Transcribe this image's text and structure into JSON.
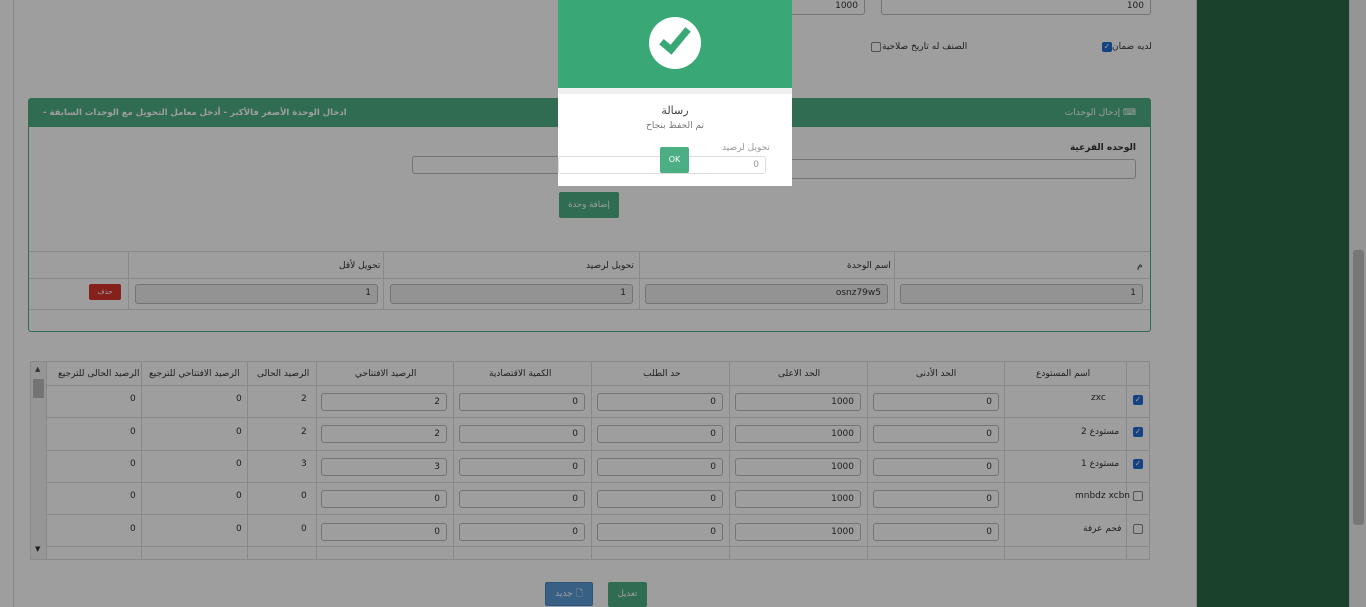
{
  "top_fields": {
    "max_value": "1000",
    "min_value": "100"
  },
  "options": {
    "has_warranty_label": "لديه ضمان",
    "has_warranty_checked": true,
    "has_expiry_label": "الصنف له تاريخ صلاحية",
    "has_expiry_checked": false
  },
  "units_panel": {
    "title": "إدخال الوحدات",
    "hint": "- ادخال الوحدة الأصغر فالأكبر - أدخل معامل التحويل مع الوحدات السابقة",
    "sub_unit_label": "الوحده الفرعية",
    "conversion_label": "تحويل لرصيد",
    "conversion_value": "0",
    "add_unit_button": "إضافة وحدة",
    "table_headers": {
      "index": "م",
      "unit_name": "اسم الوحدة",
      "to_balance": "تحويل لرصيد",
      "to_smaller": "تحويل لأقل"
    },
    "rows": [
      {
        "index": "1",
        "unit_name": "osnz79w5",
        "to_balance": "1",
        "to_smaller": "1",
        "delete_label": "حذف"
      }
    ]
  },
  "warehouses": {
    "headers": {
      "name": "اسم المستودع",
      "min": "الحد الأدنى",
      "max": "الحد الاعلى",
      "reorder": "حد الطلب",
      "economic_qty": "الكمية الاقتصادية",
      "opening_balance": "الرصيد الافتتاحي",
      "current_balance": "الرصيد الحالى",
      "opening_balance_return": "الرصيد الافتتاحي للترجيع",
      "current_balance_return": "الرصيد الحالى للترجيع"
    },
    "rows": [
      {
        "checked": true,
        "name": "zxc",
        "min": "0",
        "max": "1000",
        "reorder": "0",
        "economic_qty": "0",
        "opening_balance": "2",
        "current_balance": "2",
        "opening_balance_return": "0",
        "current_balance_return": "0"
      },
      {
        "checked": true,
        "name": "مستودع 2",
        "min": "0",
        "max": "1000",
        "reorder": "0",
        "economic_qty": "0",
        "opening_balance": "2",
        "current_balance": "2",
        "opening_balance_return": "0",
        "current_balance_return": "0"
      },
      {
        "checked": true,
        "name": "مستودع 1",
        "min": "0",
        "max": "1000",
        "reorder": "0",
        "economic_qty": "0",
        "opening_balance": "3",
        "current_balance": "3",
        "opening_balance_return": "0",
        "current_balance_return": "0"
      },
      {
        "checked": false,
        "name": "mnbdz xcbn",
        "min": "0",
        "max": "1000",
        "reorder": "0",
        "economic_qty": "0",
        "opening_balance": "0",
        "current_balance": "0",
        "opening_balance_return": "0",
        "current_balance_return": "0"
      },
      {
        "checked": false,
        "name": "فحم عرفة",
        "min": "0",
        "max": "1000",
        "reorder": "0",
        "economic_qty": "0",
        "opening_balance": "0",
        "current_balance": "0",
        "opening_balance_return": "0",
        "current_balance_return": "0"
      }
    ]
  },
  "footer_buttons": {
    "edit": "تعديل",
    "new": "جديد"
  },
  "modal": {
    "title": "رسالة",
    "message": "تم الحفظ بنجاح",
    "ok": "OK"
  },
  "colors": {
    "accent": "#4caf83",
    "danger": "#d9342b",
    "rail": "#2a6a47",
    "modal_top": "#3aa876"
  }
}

...

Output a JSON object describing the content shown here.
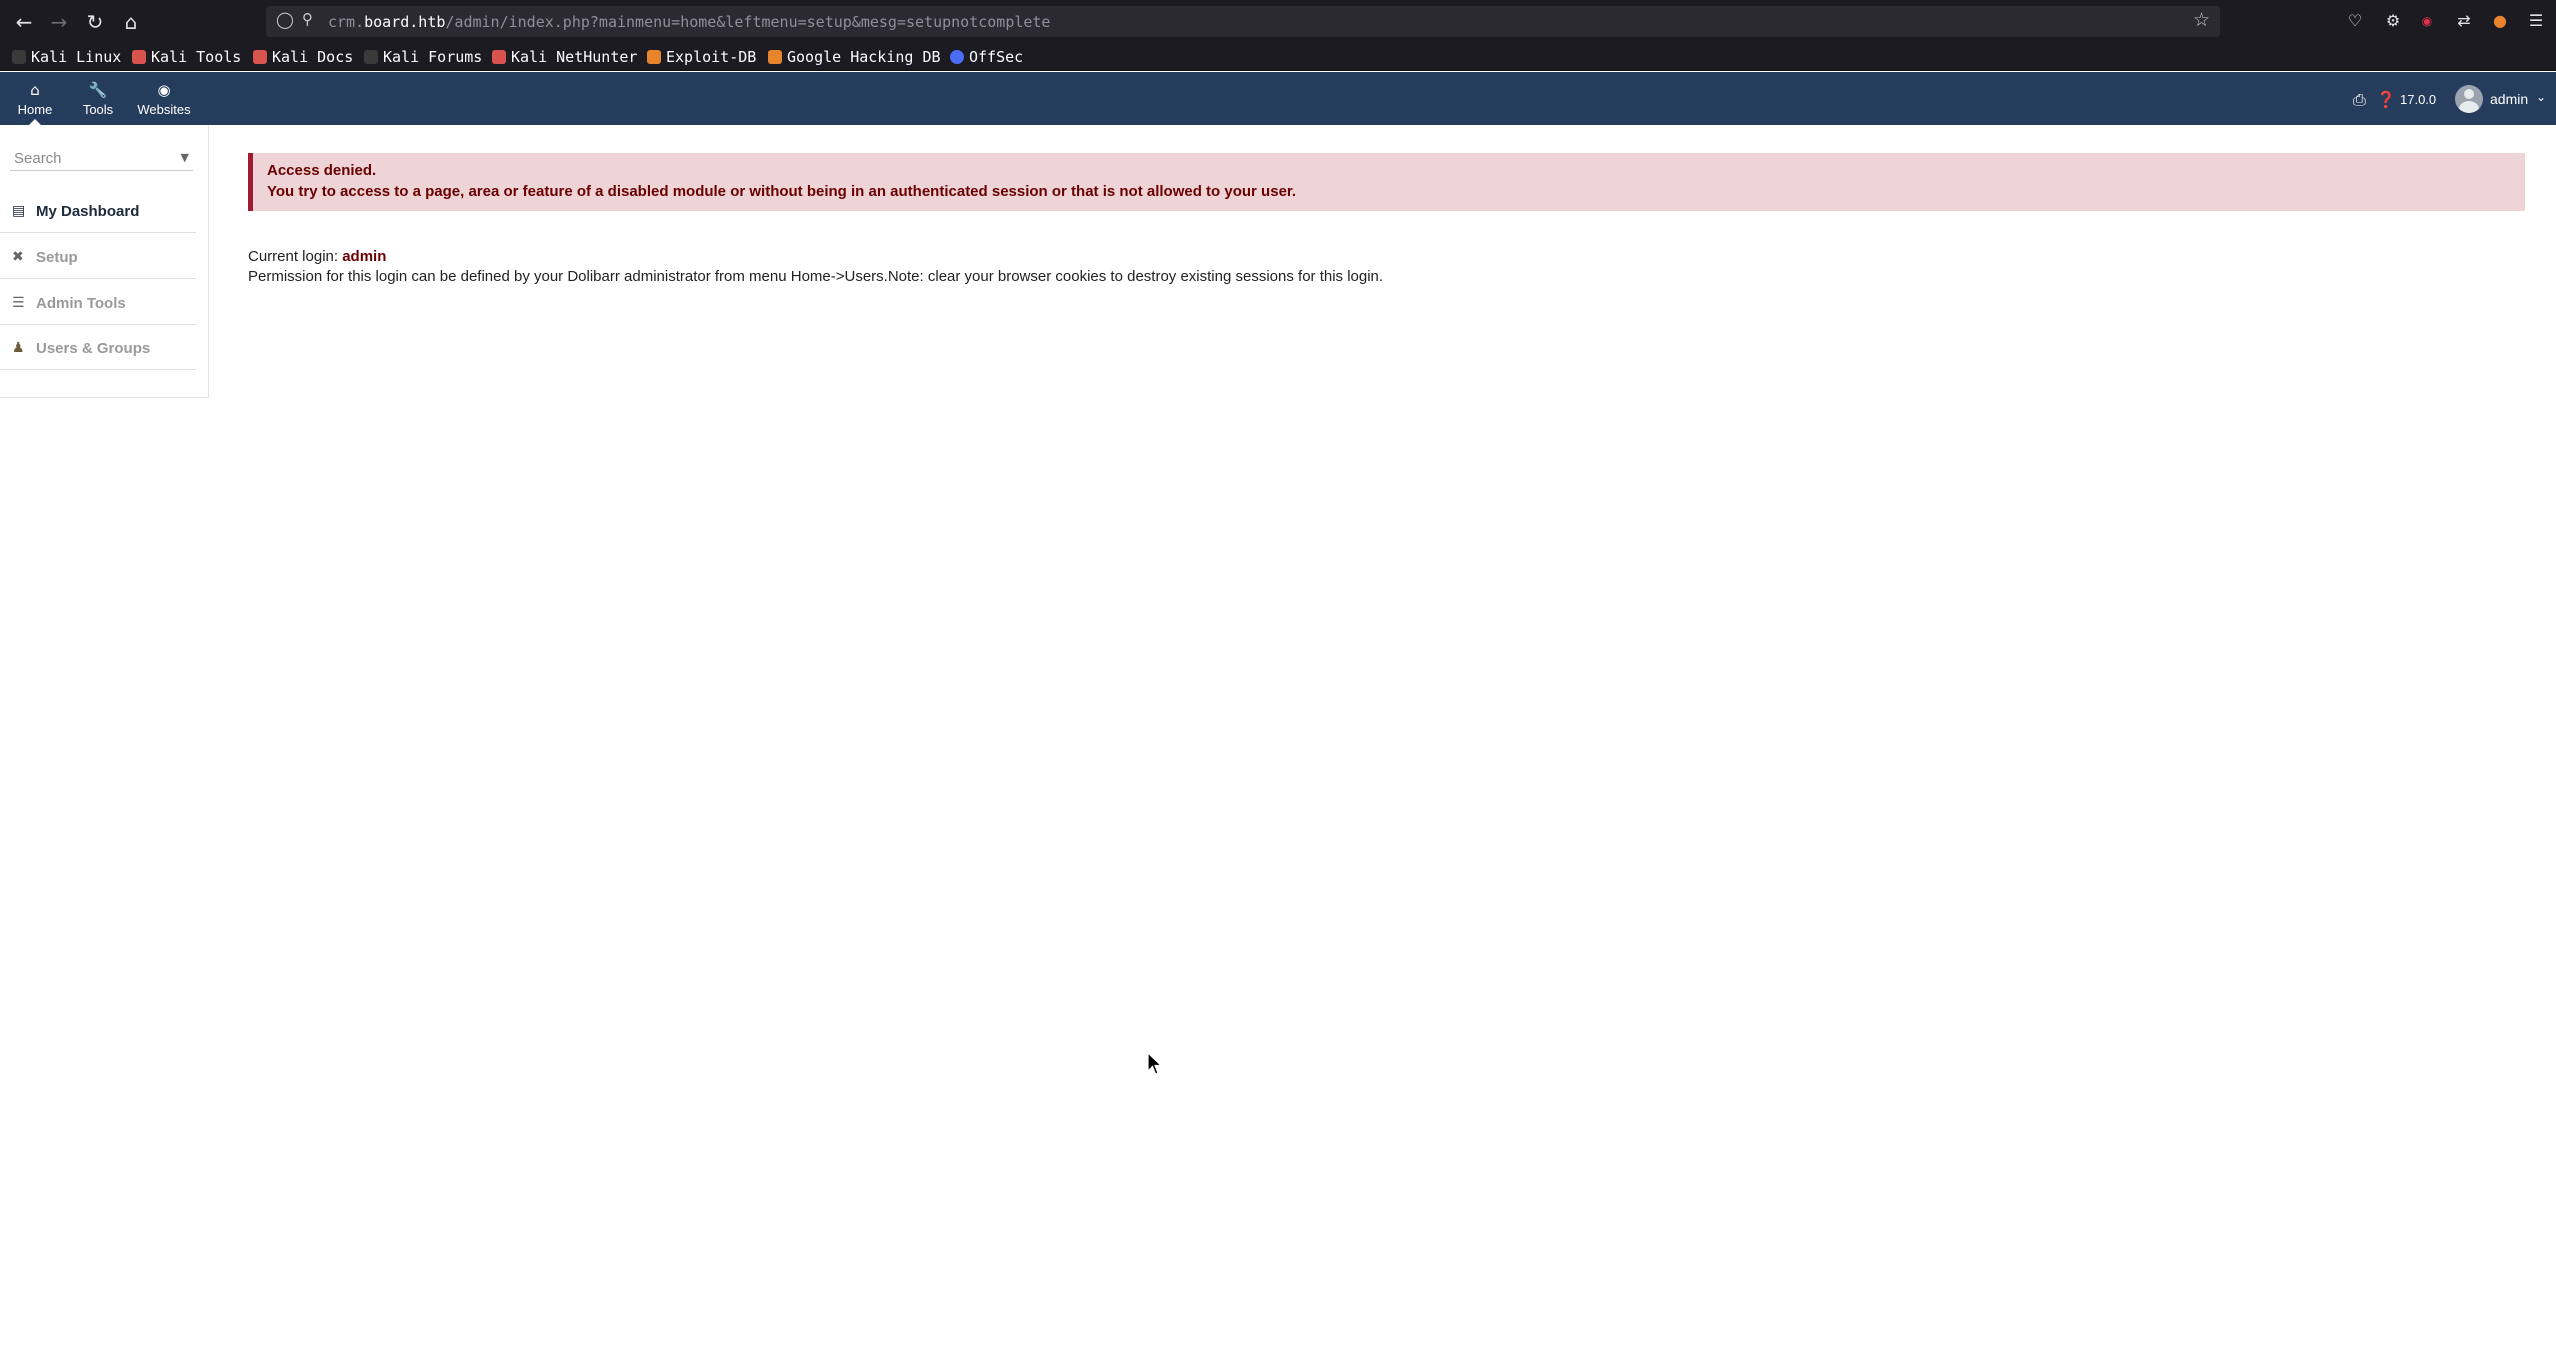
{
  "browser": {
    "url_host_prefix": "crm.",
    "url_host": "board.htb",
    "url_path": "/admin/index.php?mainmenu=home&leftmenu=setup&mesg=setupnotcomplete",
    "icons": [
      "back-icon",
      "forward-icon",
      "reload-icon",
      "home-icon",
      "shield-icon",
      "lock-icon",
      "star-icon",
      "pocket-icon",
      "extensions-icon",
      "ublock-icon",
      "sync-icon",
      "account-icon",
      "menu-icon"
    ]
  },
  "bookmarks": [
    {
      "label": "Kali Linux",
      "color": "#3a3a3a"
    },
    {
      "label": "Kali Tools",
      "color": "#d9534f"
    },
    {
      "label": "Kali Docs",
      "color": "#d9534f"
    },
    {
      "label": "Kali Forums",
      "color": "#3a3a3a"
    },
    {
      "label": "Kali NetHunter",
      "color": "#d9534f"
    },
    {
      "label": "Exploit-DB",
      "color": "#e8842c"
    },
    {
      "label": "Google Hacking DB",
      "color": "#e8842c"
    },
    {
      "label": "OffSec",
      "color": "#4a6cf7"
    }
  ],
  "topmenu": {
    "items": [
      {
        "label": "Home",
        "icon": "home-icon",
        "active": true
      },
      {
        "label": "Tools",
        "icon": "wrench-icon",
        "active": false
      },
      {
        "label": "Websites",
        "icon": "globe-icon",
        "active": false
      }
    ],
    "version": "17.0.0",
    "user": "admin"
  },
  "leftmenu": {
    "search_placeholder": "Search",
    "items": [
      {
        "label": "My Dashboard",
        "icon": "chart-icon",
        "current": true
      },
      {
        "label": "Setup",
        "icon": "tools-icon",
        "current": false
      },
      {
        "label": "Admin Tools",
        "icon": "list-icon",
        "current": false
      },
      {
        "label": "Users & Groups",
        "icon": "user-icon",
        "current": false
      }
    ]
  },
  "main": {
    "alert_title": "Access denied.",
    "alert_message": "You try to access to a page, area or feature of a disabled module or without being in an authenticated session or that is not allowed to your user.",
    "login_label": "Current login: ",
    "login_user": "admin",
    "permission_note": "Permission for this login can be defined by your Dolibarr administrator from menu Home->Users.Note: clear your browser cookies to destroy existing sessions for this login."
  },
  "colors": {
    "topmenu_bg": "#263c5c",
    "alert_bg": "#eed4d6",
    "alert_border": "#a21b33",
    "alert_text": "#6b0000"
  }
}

GOAL - Look for "Kali" and pull out every line that has it.

COMPLETE RESPONSE -
      "label": "Kali Linux",
      "label": "Kali Tools",
      "label": "Kali Docs",
      "label": "Kali Forums",
      "label": "Kali NetHunter",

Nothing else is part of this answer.